Records shown.
⟨
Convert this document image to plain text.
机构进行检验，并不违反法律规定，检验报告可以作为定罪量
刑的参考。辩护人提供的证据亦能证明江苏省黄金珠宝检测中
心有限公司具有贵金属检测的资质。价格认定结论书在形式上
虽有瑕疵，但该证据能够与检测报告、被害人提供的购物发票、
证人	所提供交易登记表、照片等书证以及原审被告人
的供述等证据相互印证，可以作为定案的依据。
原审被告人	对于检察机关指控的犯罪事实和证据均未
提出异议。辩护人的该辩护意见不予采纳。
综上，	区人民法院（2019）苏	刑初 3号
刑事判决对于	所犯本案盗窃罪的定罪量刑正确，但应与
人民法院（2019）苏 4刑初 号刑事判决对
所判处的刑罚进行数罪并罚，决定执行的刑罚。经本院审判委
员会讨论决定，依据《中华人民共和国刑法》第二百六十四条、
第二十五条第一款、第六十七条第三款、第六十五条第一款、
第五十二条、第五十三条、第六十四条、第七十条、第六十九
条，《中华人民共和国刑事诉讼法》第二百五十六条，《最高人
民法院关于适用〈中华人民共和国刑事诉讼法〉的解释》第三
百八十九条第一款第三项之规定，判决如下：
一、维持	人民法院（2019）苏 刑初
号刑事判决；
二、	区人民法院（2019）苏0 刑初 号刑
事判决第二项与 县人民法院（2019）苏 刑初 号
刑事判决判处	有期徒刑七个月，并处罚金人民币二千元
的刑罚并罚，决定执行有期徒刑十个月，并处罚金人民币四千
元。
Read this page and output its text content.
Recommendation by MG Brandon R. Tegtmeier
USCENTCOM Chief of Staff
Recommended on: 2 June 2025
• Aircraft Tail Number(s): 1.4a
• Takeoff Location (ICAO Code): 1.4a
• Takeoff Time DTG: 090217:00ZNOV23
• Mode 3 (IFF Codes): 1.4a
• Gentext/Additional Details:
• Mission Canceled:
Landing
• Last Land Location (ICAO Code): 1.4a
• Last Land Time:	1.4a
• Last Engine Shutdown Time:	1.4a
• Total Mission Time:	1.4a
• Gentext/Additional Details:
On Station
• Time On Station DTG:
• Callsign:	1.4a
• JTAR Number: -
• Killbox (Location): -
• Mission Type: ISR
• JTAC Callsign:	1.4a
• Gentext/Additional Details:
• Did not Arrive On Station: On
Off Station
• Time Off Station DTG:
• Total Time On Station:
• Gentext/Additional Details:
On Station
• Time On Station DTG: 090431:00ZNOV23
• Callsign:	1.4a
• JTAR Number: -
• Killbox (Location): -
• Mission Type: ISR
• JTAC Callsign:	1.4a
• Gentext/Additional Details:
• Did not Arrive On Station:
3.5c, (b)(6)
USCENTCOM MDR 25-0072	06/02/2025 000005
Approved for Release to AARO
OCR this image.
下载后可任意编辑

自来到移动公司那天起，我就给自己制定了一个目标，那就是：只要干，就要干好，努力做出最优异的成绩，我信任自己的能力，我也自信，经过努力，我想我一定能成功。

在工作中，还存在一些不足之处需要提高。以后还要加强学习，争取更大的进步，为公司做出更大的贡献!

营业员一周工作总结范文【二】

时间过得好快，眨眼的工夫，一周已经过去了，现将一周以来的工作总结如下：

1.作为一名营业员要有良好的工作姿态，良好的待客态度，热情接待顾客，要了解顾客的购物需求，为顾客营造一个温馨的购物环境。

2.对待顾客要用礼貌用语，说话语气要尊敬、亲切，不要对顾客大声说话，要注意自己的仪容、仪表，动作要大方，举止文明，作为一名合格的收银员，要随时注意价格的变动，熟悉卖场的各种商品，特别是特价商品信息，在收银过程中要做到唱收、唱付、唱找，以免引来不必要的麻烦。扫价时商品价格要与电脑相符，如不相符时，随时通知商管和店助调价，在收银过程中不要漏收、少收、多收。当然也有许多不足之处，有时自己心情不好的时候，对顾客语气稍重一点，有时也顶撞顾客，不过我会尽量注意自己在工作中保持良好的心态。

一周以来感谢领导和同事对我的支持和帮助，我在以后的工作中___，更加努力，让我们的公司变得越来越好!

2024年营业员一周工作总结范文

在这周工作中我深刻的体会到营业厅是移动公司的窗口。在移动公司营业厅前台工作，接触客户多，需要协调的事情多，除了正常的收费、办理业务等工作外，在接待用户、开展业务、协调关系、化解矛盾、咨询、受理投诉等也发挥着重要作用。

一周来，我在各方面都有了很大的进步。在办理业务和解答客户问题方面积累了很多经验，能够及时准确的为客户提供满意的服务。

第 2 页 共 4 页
⟩
Work instructions. Repeat the records exactly, including every line.

Exercise answer.
Convert this document image to plain text.
机构进行检验，并不违反法律规定，检验报告可以作为定罪量
刑的参考。辩护人提供的证据亦能证明江苏省黄金珠宝检测中
心有限公司具有贵金属检测的资质。价格认定结论书在形式上
虽有瑕疵，但该证据能够与检测报告、被害人提供的购物发票、
证人	所提供交易登记表、照片等书证以及原审被告人
的供述等证据相互印证，可以作为定案的依据。
原审被告人	对于检察机关指控的犯罪事实和证据均未
提出异议。辩护人的该辩护意见不予采纳。
综上，	区人民法院（2019）苏	刑初 3号
刑事判决对于	所犯本案盗窃罪的定罪量刑正确，但应与
人民法院（2019）苏 4刑初 号刑事判决对
所判处的刑罚进行数罪并罚，决定执行的刑罚。经本院审判委
员会讨论决定，依据《中华人民共和国刑法》第二百六十四条、
第二十五条第一款、第六十七条第三款、第六十五条第一款、
第五十二条、第五十三条、第六十四条、第七十条、第六十九
条，《中华人民共和国刑事诉讼法》第二百五十六条，《最高人
民法院关于适用〈中华人民共和国刑事诉讼法〉的解释》第三
百八十九条第一款第三项之规定，判决如下：
一、维持	人民法院（2019）苏 刑初
号刑事判决；
二、	区人民法院（2019）苏0 刑初 号刑
事判决第二项与 县人民法院（2019）苏 刑初 号
刑事判决判处	有期徒刑七个月，并处罚金人民币二千元
的刑罚并罚，决定执行有期徒刑十个月，并处罚金人民币四千
元。
Read this page and output its text content.
Recommendation by MG Brandon R. Tegtmeier
USCENTCOM Chief of Staff
Recommended on: 2 June 2025
• Aircraft Tail Number(s): 1.4a
• Takeoff Location (ICAO Code): 1.4a
• Takeoff Time DTG: 090217:00ZNOV23
• Mode 3 (IFF Codes): 1.4a
• Gentext/Additional Details:
• Mission Canceled:
Landing
• Last Land Location (ICAO Code): 1.4a
• Last Land Time:	1.4a
• Last Engine Shutdown Time:	1.4a
• Total Mission Time:	1.4a
• Gentext/Additional Details:
On Station
• Time On Station DTG:
• Callsign:	1.4a
• JTAR Number: -
• Killbox (Location): -
• Mission Type: ISR
• JTAC Callsign:	1.4a
• Gentext/Additional Details:
• Did not Arrive On Station: On
Off Station
• Time Off Station DTG:
• Total Time On Station:
• Gentext/Additional Details:
On Station
• Time On Station DTG: 090431:00ZNOV23
• Callsign:	1.4a
• JTAR Number: -
• Killbox (Location): -
• Mission Type: ISR
• JTAC Callsign:	1.4a
• Gentext/Additional Details:
• Did not Arrive On Station:
3.5c, (b)(6)
USCENTCOM MDR 25-0072	06/02/2025 000005
Approved for Release to AARO
OCR this image.
下载后可任意编辑

自来到移动公司那天起，我就给自己制定了一个目标，那就是：只要干，就要干好，努力做出最优异的成绩，我信任自己的能力，我也自信，经过努力，我想我一定能成功。

在工作中，还存在一些不足之处需要提高。以后还要加强学习，争取更大的进步，为公司做出更大的贡献!

营业员一周工作总结范文【二】

时间过得好快，眨眼的工夫，一周已经过去了，现将一周以来的工作总结如下：

1.作为一名营业员要有良好的工作姿态，良好的待客态度，热情接待顾客，要了解顾客的购物需求，为顾客营造一个温馨的购物环境。

2.对待顾客要用礼貌用语，说话语气要尊敬、亲切，不要对顾客大声说话，要注意自己的仪容、仪表，动作要大方，举止文明，作为一名合格的收银员，要随时注意价格的变动，熟悉卖场的各种商品，特别是特价商品信息，在收银过程中要做到唱收、唱付、唱找，以免引来不必要的麻烦。扫价时商品价格要与电脑相符，如不相符时，随时通知商管和店助调价，在收银过程中不要漏收、少收、多收。当然也有许多不足之处，有时自己心情不好的时候，对顾客语气稍重一点，有时也顶撞顾客，不过我会尽量注意自己在工作中保持良好的心态。

一周以来感谢领导和同事对我的支持和帮助，我在以后的工作中___，更加努力，让我们的公司变得越来越好!

2024年营业员一周工作总结范文

在这周工作中我深刻的体会到营业厅是移动公司的窗口。在移动公司营业厅前台工作，接触客户多，需要协调的事情多，除了正常的收费、办理业务等工作外，在接待用户、开展业务、协调关系、化解矛盾、咨询、受理投诉等也发挥着重要作用。

一周来，我在各方面都有了很大的进步。在办理业务和解答客户问题方面积累了很多经验，能够及时准确的为客户提供满意的服务。

第 2 页 共 4 页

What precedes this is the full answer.